▶ [Items]
####################

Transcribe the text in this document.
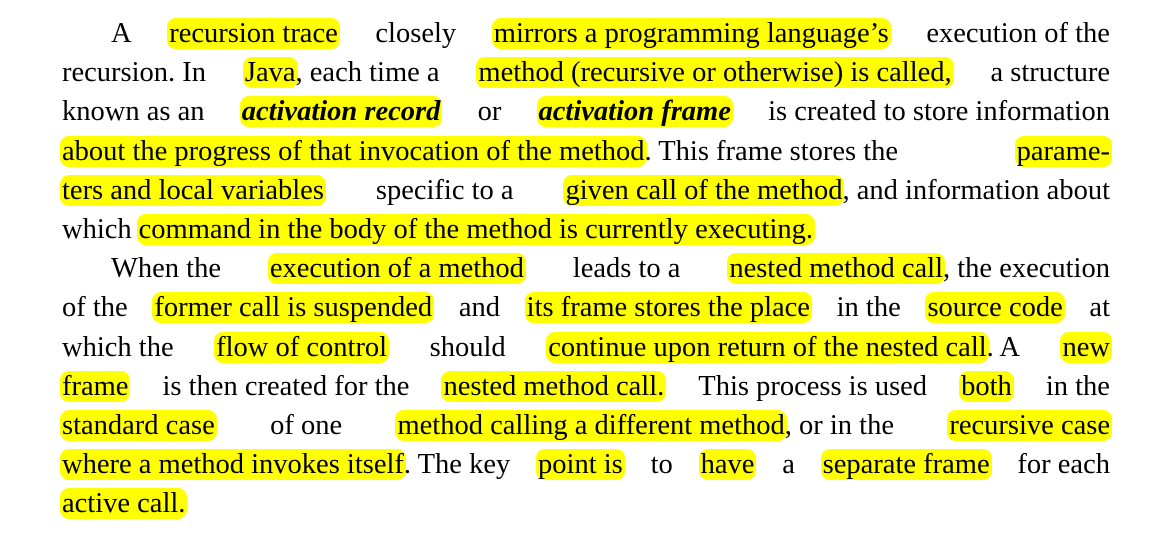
A recursion trace closely mirrors a programming language’s execution of the
recursion. In Java, each time a method (recursive or otherwise) is called, a structure
known as an activation record or activation frame is created to store information
about the progress of that invocation of the method. This frame stores the	parame-
ters and local variables specific to a given call of the method, and information about
which command in the body of the method is currently executing.
When the execution of a method leads to a nested method call, the execution
of the former call is suspended and its frame stores the place in the source code at
which the flow of control should continue upon return of the nested call. A new
frame is then created for the nested method call. This process is used both in the
standard case of one method calling a different method, or in the recursive case
where a method invokes itself. The key point is to have a separate frame for each
active call.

####################

▶ [What is needed]
Only a number is wanted: how many lines contain "recursion"?

▶ [Answer for this exercise]
2